(Stored data entries)
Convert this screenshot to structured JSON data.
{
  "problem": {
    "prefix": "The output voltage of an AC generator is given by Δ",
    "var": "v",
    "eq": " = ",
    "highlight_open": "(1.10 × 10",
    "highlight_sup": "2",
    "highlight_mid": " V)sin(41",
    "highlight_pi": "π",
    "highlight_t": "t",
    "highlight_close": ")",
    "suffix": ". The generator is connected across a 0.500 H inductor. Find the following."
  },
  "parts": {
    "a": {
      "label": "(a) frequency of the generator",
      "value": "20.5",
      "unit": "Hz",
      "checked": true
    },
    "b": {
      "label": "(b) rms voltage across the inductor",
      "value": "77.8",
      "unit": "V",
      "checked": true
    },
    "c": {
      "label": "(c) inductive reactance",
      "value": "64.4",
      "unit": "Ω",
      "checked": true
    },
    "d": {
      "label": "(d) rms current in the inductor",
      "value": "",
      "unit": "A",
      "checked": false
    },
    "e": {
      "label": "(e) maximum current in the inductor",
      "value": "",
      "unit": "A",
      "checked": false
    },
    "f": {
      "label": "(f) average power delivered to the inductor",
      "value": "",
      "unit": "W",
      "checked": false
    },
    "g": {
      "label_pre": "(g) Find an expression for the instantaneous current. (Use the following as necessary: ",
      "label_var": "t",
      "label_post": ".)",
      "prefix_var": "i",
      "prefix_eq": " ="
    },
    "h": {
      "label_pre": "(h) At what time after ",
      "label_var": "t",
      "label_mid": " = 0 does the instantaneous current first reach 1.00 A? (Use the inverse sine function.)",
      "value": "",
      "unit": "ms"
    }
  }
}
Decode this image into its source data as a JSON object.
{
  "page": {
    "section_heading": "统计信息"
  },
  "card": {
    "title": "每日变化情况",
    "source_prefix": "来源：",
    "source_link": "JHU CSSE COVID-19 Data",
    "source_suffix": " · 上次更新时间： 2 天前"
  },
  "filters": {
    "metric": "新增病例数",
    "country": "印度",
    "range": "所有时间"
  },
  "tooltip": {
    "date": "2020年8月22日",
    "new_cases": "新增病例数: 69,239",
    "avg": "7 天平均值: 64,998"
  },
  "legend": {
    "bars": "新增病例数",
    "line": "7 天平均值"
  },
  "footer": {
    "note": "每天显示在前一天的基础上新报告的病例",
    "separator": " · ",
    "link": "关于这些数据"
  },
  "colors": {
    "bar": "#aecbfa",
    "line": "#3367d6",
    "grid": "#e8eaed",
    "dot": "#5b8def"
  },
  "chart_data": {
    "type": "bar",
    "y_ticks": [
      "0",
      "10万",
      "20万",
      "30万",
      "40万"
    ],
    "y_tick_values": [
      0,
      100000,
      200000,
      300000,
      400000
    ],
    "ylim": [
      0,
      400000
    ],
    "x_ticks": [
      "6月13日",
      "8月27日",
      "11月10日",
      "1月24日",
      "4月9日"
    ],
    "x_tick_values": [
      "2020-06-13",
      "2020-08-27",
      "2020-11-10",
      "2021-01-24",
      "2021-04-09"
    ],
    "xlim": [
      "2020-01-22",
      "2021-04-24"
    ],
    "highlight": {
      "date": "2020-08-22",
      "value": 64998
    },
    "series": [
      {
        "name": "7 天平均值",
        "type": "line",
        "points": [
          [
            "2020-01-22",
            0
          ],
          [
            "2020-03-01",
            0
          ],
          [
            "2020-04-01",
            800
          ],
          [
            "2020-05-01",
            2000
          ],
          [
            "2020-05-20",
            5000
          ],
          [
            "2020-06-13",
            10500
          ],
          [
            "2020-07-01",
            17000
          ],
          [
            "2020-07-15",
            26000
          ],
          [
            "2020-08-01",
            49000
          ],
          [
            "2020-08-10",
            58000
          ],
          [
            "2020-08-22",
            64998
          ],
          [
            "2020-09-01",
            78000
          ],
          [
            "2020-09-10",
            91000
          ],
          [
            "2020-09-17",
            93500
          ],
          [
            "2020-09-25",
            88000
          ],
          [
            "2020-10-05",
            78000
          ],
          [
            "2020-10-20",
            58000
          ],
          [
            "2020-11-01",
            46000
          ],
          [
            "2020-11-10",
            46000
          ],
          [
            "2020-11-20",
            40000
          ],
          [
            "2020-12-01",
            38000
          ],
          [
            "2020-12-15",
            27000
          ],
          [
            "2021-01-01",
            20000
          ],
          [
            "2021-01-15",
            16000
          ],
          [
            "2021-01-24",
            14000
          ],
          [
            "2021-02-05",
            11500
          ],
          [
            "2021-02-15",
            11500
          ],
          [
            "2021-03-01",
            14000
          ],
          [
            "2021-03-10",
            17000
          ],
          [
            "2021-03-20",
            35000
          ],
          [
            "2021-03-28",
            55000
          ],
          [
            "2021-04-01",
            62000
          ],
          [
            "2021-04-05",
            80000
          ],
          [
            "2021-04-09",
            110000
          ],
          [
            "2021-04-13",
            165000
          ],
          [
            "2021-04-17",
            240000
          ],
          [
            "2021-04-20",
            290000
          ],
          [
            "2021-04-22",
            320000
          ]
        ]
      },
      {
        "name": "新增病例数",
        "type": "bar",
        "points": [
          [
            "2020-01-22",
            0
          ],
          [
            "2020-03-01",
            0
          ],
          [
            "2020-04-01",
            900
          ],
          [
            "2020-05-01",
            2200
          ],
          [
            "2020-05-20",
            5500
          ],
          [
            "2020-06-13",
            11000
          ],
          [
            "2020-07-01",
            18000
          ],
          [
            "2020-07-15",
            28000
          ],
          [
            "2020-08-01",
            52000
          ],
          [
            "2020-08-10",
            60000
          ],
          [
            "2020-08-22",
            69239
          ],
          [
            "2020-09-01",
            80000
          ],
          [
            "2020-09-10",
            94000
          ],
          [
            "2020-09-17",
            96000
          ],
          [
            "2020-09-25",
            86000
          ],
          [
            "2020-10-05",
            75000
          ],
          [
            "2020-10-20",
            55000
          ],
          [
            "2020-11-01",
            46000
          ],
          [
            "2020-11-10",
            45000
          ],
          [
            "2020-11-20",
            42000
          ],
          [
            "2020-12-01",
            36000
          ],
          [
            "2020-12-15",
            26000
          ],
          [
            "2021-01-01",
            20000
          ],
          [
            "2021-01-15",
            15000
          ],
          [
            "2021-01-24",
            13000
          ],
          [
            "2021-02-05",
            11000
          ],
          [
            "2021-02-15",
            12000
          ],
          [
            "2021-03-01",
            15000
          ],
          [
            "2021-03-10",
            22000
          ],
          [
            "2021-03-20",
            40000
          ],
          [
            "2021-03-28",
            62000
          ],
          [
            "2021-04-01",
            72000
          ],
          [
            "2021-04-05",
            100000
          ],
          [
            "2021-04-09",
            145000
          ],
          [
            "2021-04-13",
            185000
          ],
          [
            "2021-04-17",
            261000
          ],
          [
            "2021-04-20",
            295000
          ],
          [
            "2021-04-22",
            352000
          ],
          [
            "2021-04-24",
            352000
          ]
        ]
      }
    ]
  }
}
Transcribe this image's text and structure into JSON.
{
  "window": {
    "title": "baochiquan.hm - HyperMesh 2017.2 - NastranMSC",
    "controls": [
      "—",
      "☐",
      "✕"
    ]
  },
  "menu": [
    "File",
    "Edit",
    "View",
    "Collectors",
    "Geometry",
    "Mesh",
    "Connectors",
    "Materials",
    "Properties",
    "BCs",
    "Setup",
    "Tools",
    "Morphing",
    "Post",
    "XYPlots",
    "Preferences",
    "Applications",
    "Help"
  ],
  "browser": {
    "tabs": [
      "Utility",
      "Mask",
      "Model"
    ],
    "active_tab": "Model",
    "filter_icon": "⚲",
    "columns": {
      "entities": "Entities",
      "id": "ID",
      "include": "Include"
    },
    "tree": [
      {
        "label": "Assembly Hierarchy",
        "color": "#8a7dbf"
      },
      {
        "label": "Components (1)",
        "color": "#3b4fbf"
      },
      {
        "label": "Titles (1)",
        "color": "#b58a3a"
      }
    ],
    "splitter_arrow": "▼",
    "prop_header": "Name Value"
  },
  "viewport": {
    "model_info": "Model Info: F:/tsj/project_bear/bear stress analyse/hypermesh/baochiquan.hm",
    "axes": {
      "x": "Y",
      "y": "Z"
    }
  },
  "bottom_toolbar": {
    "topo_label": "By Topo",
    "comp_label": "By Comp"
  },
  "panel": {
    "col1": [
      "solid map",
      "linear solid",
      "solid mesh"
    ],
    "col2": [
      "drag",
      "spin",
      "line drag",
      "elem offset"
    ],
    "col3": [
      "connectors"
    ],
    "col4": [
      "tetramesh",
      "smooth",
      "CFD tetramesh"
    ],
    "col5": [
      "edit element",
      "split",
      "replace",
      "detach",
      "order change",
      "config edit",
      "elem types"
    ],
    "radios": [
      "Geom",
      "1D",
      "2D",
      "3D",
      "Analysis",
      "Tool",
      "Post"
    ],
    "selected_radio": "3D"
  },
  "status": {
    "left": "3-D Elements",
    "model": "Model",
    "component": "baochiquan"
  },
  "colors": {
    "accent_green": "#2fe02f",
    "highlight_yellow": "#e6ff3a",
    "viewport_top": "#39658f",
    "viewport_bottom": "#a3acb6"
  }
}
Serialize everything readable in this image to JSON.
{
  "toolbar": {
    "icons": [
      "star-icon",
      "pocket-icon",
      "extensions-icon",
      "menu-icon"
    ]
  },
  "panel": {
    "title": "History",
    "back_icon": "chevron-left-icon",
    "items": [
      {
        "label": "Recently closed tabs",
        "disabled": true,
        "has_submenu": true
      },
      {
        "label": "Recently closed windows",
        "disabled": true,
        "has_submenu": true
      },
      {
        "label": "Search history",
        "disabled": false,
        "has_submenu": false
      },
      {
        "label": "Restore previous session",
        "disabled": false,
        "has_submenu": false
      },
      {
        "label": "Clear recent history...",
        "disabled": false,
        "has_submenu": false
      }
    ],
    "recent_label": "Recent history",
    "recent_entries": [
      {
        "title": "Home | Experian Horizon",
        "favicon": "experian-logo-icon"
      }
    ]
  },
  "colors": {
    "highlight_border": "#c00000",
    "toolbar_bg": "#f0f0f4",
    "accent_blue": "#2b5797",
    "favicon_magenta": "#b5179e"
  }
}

* _REQUEST_: Please extract exactly, and only, the lines from the line containing "Serialize everything readable" through the last line of the records.

* _CORRECT RESPONSE_:
Serialize everything readable in this image to JSON.
{
  "toolbar": {
    "icons": [
      "star-icon",
      "pocket-icon",
      "extensions-icon",
      "menu-icon"
    ]
  },
  "panel": {
    "title": "History",
    "back_icon": "chevron-left-icon",
    "items": [
      {
        "label": "Recently closed tabs",
        "disabled": true,
        "has_submenu": true
      },
      {
        "label": "Recently closed windows",
        "disabled": true,
        "has_submenu": true
      },
      {
        "label": "Search history",
        "disabled": false,
        "has_submenu": false
      },
      {
        "label": "Restore previous session",
        "disabled": false,
        "has_submenu": false
      },
      {
        "label": "Clear recent history...",
        "disabled": false,
        "has_submenu": false
      }
    ],
    "recent_label": "Recent history",
    "recent_entries": [
      {
        "title": "Home | Experian Horizon",
        "favicon": "experian-logo-icon"
      }
    ]
  },
  "colors": {
    "highlight_border": "#c00000",
    "toolbar_bg": "#f0f0f4",
    "accent_blue": "#2b5797",
    "favicon_magenta": "#b5179e"
  }
}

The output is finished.